- [Work to be completed] List each line holding the string "Number".

- [Supplied material]
** start **

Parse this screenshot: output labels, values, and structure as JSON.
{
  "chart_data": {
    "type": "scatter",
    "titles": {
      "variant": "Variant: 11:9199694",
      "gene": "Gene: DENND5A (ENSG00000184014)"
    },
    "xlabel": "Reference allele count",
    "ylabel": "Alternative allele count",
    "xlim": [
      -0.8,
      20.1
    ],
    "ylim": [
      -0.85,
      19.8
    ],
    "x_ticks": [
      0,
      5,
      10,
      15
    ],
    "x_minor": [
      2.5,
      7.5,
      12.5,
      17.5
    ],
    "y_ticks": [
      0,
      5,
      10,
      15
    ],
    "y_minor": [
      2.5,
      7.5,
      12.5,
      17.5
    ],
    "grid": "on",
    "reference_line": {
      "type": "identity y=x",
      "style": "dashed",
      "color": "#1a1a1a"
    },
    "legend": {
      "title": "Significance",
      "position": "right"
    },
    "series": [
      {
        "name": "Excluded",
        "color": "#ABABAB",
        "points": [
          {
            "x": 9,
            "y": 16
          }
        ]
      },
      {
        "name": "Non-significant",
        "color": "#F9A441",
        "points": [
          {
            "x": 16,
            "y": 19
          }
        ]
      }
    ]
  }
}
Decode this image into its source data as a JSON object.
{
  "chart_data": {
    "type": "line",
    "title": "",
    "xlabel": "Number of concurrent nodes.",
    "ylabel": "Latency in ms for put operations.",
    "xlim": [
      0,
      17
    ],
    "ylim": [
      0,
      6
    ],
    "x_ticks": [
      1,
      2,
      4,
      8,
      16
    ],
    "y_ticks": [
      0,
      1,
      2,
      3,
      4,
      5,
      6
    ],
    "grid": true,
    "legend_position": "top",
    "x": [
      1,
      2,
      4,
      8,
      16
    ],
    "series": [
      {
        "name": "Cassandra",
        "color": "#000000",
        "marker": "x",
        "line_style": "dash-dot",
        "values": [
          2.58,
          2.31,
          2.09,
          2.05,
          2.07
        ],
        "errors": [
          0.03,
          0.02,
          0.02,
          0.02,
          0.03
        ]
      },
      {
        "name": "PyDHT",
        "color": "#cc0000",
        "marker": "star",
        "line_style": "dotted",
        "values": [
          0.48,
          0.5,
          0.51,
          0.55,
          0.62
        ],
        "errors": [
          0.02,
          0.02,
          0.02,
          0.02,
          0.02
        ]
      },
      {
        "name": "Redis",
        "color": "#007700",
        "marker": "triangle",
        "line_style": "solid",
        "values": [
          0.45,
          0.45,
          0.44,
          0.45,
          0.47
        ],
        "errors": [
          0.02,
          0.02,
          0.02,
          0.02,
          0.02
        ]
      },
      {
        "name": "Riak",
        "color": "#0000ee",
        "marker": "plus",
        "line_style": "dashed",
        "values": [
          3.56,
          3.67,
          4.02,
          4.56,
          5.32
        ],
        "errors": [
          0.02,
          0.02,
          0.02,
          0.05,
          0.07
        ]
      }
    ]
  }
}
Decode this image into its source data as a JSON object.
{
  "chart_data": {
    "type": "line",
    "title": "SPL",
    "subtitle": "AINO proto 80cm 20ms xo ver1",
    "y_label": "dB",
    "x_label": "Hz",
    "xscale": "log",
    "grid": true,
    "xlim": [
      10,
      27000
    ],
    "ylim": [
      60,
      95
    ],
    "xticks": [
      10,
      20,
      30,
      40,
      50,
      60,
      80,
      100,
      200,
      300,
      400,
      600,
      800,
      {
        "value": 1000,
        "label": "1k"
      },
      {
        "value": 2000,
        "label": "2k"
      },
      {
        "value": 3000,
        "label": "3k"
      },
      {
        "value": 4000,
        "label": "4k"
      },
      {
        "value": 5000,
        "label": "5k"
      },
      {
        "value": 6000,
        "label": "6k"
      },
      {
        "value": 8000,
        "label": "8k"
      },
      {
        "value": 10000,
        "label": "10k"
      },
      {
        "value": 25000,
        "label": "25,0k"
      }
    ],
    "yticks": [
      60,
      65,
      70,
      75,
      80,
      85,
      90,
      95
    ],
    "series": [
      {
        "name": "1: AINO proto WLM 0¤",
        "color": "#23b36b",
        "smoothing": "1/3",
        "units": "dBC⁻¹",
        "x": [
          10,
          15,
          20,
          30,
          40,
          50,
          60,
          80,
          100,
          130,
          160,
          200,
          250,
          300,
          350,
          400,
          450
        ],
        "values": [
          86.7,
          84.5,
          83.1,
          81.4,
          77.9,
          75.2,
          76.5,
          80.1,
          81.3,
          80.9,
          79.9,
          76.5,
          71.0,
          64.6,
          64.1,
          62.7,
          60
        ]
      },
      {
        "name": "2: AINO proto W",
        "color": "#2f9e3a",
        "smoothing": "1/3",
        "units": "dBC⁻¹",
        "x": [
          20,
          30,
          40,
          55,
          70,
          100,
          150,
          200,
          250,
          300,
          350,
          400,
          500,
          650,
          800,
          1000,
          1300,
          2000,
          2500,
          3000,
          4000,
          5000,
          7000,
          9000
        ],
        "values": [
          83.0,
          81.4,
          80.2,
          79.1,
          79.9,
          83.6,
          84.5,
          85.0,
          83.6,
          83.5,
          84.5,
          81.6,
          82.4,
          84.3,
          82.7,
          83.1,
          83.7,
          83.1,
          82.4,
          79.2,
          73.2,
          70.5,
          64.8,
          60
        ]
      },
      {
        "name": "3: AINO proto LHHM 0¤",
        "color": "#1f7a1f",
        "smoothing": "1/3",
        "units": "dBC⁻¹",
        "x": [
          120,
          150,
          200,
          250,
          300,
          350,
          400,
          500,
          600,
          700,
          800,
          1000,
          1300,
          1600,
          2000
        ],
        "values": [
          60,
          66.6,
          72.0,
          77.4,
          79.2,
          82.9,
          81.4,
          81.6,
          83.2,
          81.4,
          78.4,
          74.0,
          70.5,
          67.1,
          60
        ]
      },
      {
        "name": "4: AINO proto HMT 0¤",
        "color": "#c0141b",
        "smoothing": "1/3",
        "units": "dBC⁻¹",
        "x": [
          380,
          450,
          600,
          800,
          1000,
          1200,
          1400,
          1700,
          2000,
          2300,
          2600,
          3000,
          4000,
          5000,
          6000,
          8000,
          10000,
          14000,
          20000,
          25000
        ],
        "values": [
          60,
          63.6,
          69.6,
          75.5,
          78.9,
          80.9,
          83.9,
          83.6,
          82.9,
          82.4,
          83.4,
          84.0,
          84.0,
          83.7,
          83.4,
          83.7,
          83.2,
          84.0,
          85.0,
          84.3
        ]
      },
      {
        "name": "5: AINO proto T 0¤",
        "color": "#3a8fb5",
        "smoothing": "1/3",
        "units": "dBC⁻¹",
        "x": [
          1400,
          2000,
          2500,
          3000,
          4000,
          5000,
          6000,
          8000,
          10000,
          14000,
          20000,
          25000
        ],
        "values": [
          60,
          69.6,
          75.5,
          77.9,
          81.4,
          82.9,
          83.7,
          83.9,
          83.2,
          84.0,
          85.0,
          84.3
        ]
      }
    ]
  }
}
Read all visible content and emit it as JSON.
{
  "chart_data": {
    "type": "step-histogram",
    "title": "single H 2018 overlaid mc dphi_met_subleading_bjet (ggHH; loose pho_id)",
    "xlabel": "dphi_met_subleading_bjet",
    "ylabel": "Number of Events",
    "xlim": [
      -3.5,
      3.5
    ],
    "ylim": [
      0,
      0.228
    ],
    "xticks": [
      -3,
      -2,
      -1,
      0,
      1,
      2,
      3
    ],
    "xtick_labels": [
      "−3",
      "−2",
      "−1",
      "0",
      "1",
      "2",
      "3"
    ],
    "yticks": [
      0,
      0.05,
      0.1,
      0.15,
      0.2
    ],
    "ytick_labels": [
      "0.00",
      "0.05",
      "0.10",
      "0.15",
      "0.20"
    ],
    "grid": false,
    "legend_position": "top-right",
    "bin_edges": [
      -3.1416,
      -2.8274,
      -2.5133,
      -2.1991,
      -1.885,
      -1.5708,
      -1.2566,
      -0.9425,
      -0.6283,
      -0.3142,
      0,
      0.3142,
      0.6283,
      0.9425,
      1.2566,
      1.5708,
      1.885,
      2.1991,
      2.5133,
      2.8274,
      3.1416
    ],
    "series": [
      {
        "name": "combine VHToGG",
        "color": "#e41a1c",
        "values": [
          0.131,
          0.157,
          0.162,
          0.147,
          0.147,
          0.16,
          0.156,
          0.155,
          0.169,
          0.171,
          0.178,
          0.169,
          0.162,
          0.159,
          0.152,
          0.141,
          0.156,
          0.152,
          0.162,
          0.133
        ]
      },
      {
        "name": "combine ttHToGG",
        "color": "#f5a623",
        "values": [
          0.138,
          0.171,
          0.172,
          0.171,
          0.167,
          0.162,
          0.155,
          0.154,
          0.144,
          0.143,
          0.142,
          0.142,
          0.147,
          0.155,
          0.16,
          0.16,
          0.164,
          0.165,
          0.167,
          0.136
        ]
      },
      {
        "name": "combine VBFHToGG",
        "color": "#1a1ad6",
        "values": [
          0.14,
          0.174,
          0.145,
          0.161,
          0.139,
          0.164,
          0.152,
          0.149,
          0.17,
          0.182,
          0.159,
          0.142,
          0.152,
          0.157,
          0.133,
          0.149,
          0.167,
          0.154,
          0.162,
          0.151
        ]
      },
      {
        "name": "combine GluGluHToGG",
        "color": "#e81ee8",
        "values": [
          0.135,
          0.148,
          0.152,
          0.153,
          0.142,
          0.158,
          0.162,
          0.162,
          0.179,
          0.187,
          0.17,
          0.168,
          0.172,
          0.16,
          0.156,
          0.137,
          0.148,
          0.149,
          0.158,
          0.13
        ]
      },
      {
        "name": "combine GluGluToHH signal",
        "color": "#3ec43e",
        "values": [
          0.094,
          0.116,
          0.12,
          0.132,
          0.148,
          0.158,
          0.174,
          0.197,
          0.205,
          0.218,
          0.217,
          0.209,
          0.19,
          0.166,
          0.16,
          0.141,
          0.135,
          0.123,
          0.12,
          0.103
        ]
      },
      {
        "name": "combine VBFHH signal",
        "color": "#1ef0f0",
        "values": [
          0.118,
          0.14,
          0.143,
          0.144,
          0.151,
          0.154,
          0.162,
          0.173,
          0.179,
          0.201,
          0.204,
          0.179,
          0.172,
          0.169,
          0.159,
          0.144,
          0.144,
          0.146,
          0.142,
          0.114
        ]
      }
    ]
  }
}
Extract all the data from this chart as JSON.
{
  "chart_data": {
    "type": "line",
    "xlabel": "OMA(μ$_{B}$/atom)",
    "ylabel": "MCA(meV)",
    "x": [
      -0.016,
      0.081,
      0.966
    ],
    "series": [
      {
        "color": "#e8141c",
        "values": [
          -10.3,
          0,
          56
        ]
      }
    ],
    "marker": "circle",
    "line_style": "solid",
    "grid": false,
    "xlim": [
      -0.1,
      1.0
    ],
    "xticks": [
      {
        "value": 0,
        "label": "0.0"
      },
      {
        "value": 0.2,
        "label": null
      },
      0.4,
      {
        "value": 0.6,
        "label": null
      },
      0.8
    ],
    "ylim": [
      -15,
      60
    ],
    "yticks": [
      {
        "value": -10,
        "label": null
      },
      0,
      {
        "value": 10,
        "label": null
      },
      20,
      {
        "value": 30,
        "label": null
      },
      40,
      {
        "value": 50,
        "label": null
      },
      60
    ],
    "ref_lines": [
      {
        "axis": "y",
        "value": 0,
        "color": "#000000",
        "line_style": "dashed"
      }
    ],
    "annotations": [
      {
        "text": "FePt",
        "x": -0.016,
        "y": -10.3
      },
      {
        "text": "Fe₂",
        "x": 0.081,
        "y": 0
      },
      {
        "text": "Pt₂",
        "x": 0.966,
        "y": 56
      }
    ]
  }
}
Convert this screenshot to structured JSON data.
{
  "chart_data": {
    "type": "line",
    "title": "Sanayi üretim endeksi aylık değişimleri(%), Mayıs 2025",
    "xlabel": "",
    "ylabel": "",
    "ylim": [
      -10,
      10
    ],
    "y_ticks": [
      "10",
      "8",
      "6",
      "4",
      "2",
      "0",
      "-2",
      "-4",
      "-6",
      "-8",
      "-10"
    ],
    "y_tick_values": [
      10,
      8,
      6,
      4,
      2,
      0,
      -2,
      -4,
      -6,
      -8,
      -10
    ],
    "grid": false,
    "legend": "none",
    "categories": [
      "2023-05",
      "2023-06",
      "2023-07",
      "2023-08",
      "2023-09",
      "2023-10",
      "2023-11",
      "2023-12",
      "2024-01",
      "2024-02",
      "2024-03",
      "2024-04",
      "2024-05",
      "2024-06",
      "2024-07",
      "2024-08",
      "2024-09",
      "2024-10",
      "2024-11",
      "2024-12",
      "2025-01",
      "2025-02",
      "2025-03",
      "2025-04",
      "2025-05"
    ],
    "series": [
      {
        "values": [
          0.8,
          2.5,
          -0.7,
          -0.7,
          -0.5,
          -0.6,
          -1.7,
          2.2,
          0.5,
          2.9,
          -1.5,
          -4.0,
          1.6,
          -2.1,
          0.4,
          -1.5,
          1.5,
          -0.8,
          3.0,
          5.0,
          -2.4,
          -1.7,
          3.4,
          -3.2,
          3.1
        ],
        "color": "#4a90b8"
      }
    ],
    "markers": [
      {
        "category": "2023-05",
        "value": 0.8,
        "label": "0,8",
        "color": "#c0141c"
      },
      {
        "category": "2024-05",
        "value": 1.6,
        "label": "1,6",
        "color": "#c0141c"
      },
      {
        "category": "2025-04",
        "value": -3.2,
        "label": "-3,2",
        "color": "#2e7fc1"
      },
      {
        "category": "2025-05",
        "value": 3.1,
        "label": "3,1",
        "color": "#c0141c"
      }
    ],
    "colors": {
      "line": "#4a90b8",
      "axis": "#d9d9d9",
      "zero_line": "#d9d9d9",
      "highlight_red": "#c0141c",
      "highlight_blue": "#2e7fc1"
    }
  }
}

** end **

- [Completed exercise]
    "xlabel": "Number of concurrent nodes.",
    "ylabel": "Number of Events",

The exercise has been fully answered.